• EXERCISE REQUIREMENTS: Go through the data below. Pull out every line that has the word "structure".

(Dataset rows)
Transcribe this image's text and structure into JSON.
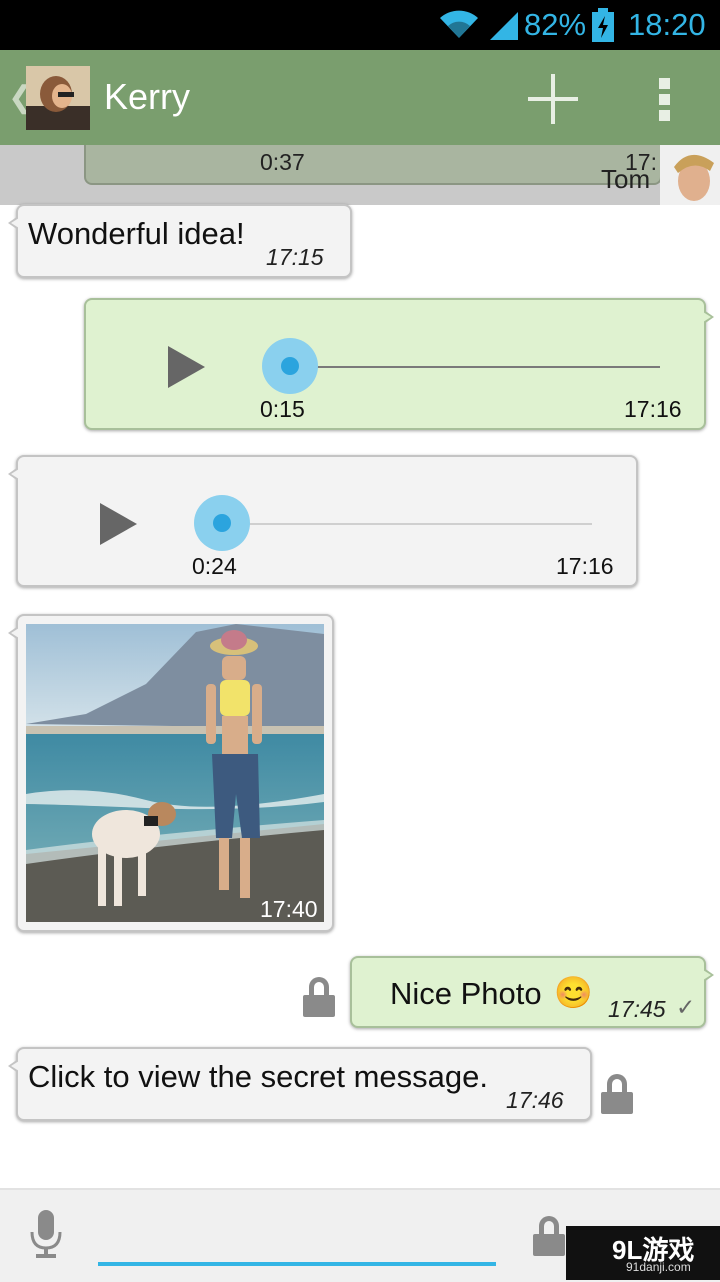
{
  "status_bar": {
    "battery": "82%",
    "time": "18:20"
  },
  "header": {
    "back_glyph": "❮",
    "contact_name": "Kerry",
    "actions": [
      "add-icon",
      "overflow-menu-icon"
    ]
  },
  "notification": {
    "duration": "0:37",
    "time": "17:",
    "sender": "Tom"
  },
  "messages": [
    {
      "direction": "in",
      "type": "text",
      "text": "Wonderful idea!",
      "time": "17:15"
    },
    {
      "direction": "out",
      "type": "audio",
      "duration": "0:15",
      "time": "17:16"
    },
    {
      "direction": "in",
      "type": "audio",
      "duration": "0:24",
      "time": "17:16"
    },
    {
      "direction": "in",
      "type": "image",
      "time": "17:40"
    },
    {
      "direction": "out",
      "type": "text",
      "text": "Nice Photo",
      "emoji": "😊",
      "time": "17:45",
      "status": "✓",
      "locked": true
    },
    {
      "direction": "in",
      "type": "text",
      "text": "Click to view the secret message.",
      "time": "17:46",
      "locked": true
    }
  ],
  "input": {
    "placeholder": ""
  },
  "watermark": {
    "brand": "9L游戏",
    "site": "91danji.com"
  },
  "colors": {
    "action_bar": "#7a9e6e",
    "outgoing_bubble": "#dff2d0",
    "incoming_bubble": "#f3f3f3",
    "accent": "#33b5e5"
  }
}
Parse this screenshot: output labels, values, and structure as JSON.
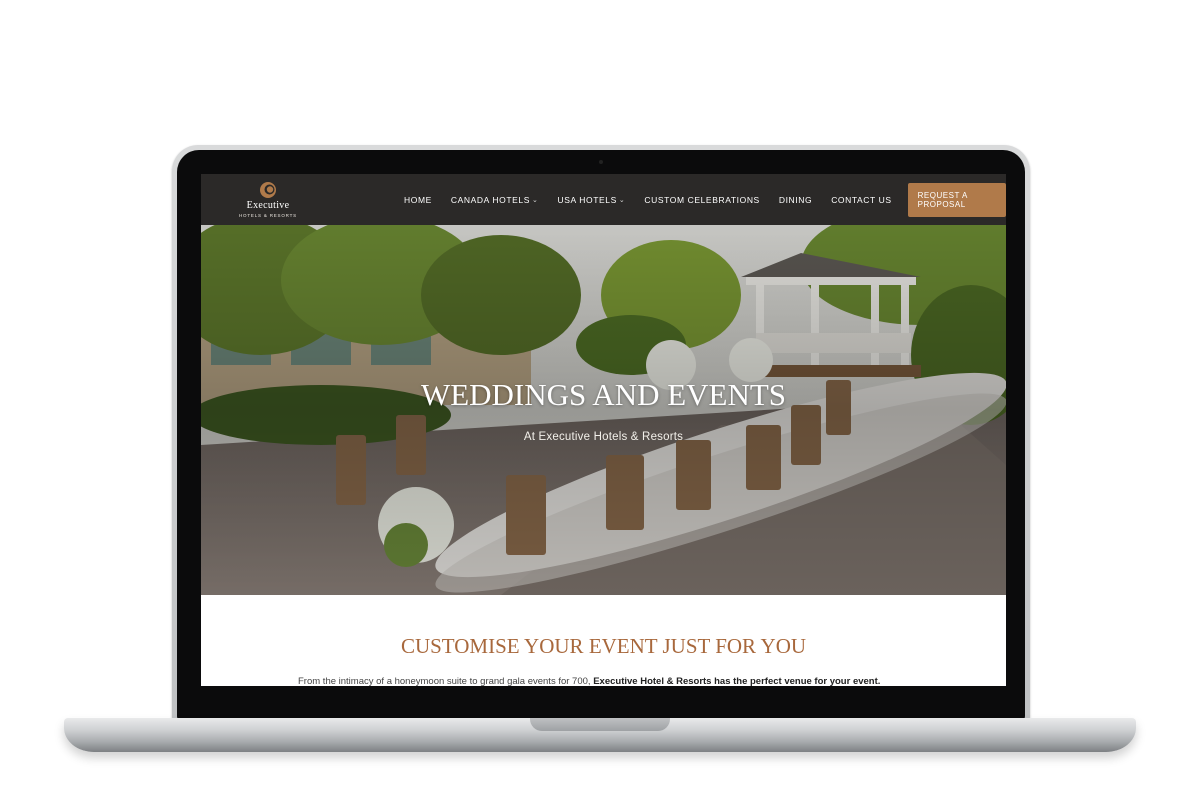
{
  "header": {
    "logo": {
      "name": "Executive",
      "sub": "HOTELS & RESORTS"
    },
    "nav": [
      {
        "label": "HOME",
        "dropdown": false
      },
      {
        "label": "CANADA HOTELS",
        "dropdown": true
      },
      {
        "label": "USA HOTELS",
        "dropdown": true
      },
      {
        "label": "CUSTOM CELEBRATIONS",
        "dropdown": false
      },
      {
        "label": "DINING",
        "dropdown": false
      },
      {
        "label": "CONTACT US",
        "dropdown": false
      }
    ],
    "cta_label": "REQUEST A PROPOSAL"
  },
  "hero": {
    "title": "WEDDINGS AND EVENTS",
    "subtitle": "At Executive Hotels & Resorts"
  },
  "content": {
    "section_title": "CUSTOMISE YOUR EVENT JUST FOR YOU",
    "intro_plain": "From the intimacy of a honeymoon suite to grand gala events for 700, ",
    "intro_bold": "Executive Hotel & Resorts has the perfect venue for your event."
  },
  "colors": {
    "header_bg": "#2b2928",
    "accent": "#b07a4a",
    "section_title": "#a8683c"
  }
}
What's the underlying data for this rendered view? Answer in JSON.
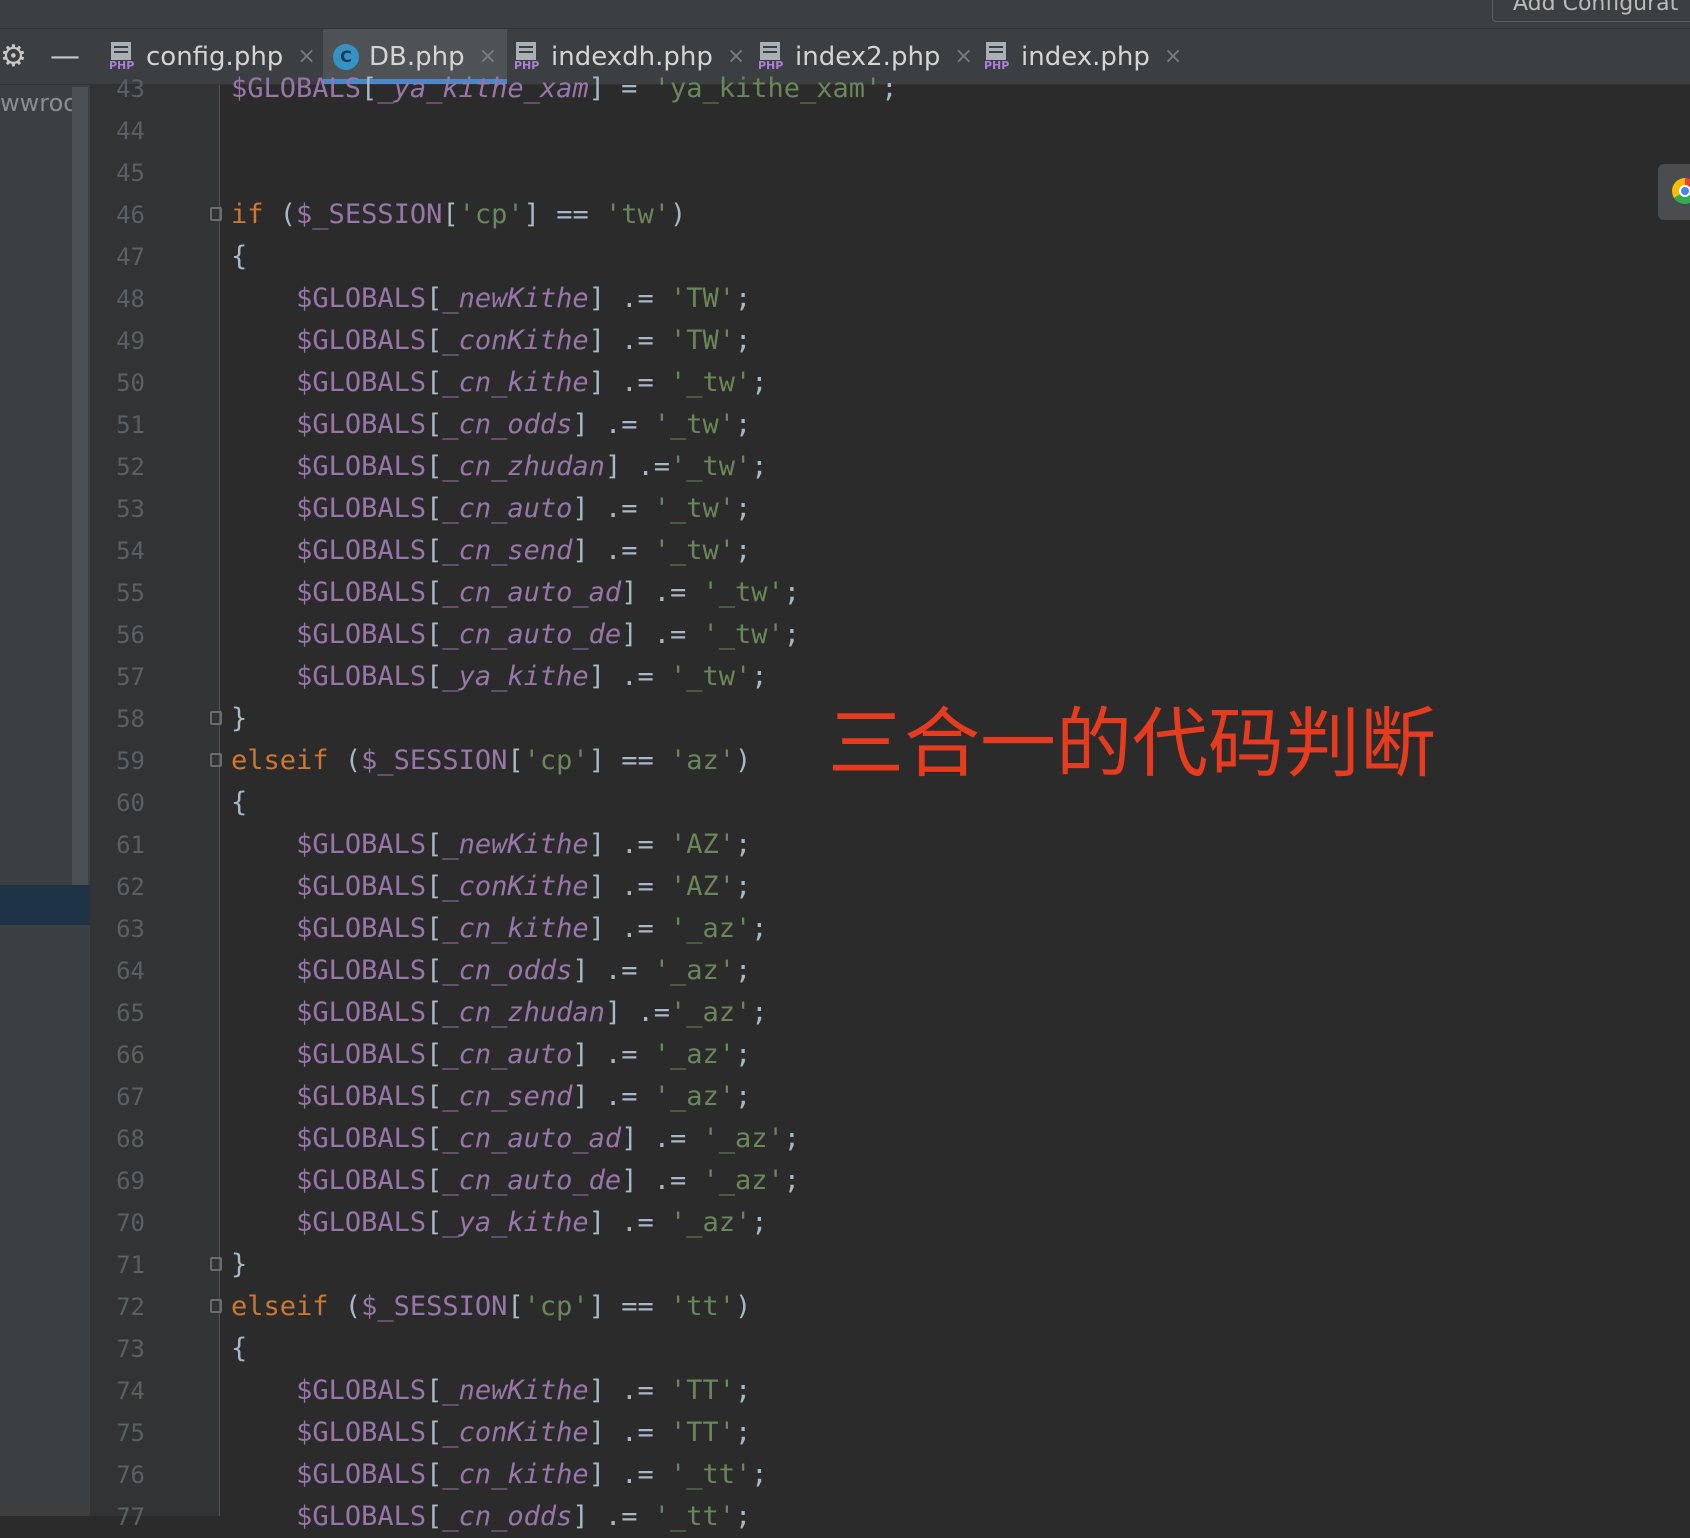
{
  "toolbar": {
    "add_configuration_label": "Add Configurat"
  },
  "tabs": [
    {
      "label": "config.php",
      "icon": "php-file-icon",
      "active": false
    },
    {
      "label": "DB.php",
      "icon": "php-class-icon",
      "active": true
    },
    {
      "label": "indexdh.php",
      "icon": "php-file-icon",
      "active": false
    },
    {
      "label": "index2.php",
      "icon": "php-file-icon",
      "active": false
    },
    {
      "label": "index.php",
      "icon": "php-file-icon",
      "active": false
    }
  ],
  "project_panel": {
    "label": "wwroot"
  },
  "annotation": "三合一的代码判断",
  "code_lines": [
    {
      "n": "43",
      "text": "$GLOBALS[_ya_kithe_xam] = 'ya_kithe_xam';"
    },
    {
      "n": "44",
      "text": ""
    },
    {
      "n": "45",
      "text": ""
    },
    {
      "n": "46",
      "text": "if ($_SESSION['cp'] == 'tw')"
    },
    {
      "n": "47",
      "text": "{"
    },
    {
      "n": "48",
      "text": "    $GLOBALS[_newKithe] .= 'TW';"
    },
    {
      "n": "49",
      "text": "    $GLOBALS[_conKithe] .= 'TW';"
    },
    {
      "n": "50",
      "text": "    $GLOBALS[_cn_kithe] .= '_tw';"
    },
    {
      "n": "51",
      "text": "    $GLOBALS[_cn_odds] .= '_tw';"
    },
    {
      "n": "52",
      "text": "    $GLOBALS[_cn_zhudan] .='_tw';"
    },
    {
      "n": "53",
      "text": "    $GLOBALS[_cn_auto] .= '_tw';"
    },
    {
      "n": "54",
      "text": "    $GLOBALS[_cn_send] .= '_tw';"
    },
    {
      "n": "55",
      "text": "    $GLOBALS[_cn_auto_ad] .= '_tw';"
    },
    {
      "n": "56",
      "text": "    $GLOBALS[_cn_auto_de] .= '_tw';"
    },
    {
      "n": "57",
      "text": "    $GLOBALS[_ya_kithe] .= '_tw';"
    },
    {
      "n": "58",
      "text": "}"
    },
    {
      "n": "59",
      "text": "elseif ($_SESSION['cp'] == 'az')"
    },
    {
      "n": "60",
      "text": "{"
    },
    {
      "n": "61",
      "text": "    $GLOBALS[_newKithe] .= 'AZ';"
    },
    {
      "n": "62",
      "text": "    $GLOBALS[_conKithe] .= 'AZ';"
    },
    {
      "n": "63",
      "text": "    $GLOBALS[_cn_kithe] .= '_az';"
    },
    {
      "n": "64",
      "text": "    $GLOBALS[_cn_odds] .= '_az';"
    },
    {
      "n": "65",
      "text": "    $GLOBALS[_cn_zhudan] .='_az';"
    },
    {
      "n": "66",
      "text": "    $GLOBALS[_cn_auto] .= '_az';"
    },
    {
      "n": "67",
      "text": "    $GLOBALS[_cn_send] .= '_az';"
    },
    {
      "n": "68",
      "text": "    $GLOBALS[_cn_auto_ad] .= '_az';"
    },
    {
      "n": "69",
      "text": "    $GLOBALS[_cn_auto_de] .= '_az';"
    },
    {
      "n": "70",
      "text": "    $GLOBALS[_ya_kithe] .= '_az';"
    },
    {
      "n": "71",
      "text": "}"
    },
    {
      "n": "72",
      "text": "elseif ($_SESSION['cp'] == 'tt')"
    },
    {
      "n": "73",
      "text": "{"
    },
    {
      "n": "74",
      "text": "    $GLOBALS[_newKithe] .= 'TT';"
    },
    {
      "n": "75",
      "text": "    $GLOBALS[_conKithe] .= 'TT';"
    },
    {
      "n": "76",
      "text": "    $GLOBALS[_cn_kithe] .= '_tt';"
    },
    {
      "n": "77",
      "text": "    $GLOBALS[_cn_odds] .= '_tt';"
    }
  ],
  "colors": {
    "keyword": "#cc7832",
    "variable": "#9876aa",
    "string": "#6a8759",
    "annotation": "#e63b1f"
  }
}
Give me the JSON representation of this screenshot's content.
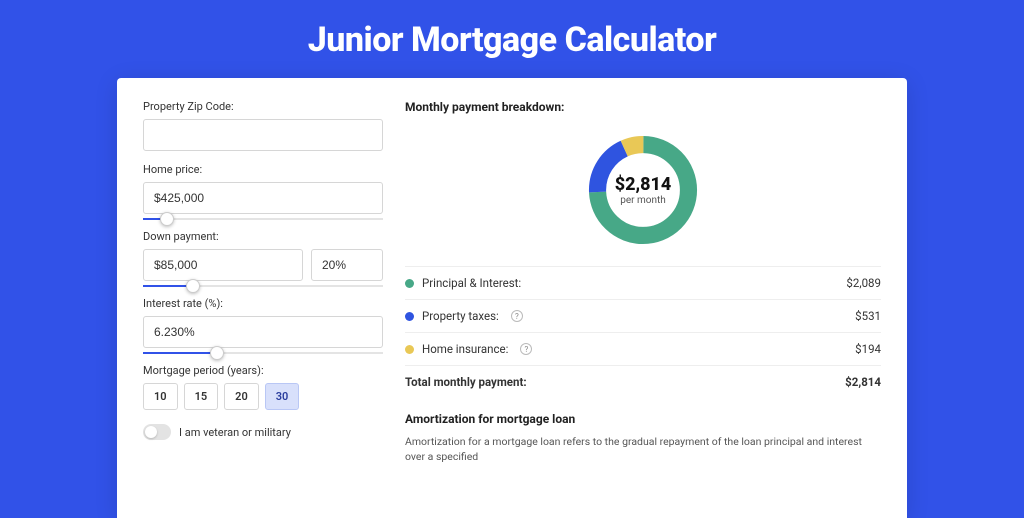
{
  "page": {
    "title": "Junior Mortgage Calculator"
  },
  "form": {
    "zip_label": "Property Zip Code:",
    "zip_value": "",
    "home_price_label": "Home price:",
    "home_price_value": "$425,000",
    "down_payment_label": "Down payment:",
    "down_payment_value": "$85,000",
    "down_payment_pct": "20%",
    "interest_label": "Interest rate (%):",
    "interest_value": "6.230%",
    "period_label": "Mortgage period (years):",
    "periods": [
      "10",
      "15",
      "20",
      "30"
    ],
    "period_selected": "30",
    "military_label": "I am veteran or military",
    "military_on": false
  },
  "breakdown": {
    "title": "Monthly payment breakdown:",
    "center_value": "$2,814",
    "center_sub": "per month",
    "rows": [
      {
        "label": "Principal & Interest:",
        "value": "$2,089",
        "color": "green",
        "info": false
      },
      {
        "label": "Property taxes:",
        "value": "$531",
        "color": "blue",
        "info": true
      },
      {
        "label": "Home insurance:",
        "value": "$194",
        "color": "yellow",
        "info": true
      }
    ],
    "total_label": "Total monthly payment:",
    "total_value": "$2,814"
  },
  "amort": {
    "title": "Amortization for mortgage loan",
    "body": "Amortization for a mortgage loan refers to the gradual repayment of the loan principal and interest over a specified"
  },
  "chart_data": {
    "type": "pie",
    "title": "Monthly payment breakdown",
    "categories": [
      "Principal & Interest",
      "Property taxes",
      "Home insurance"
    ],
    "values": [
      2089,
      531,
      194
    ],
    "colors": [
      "#47a887",
      "#2f54e0",
      "#e9c856"
    ],
    "total": 2814
  }
}
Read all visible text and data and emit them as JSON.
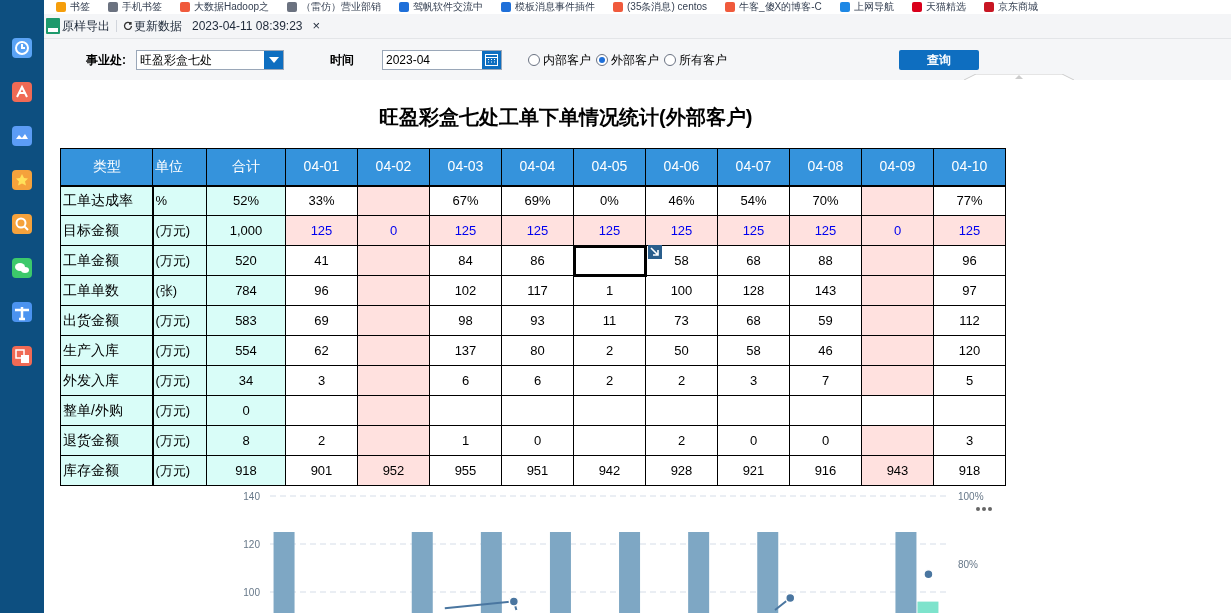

• WORKED SOLUTION:
Transcribe this image's text and structure into JSON.
Parse this screenshot: output labels, values, and structure as JSON.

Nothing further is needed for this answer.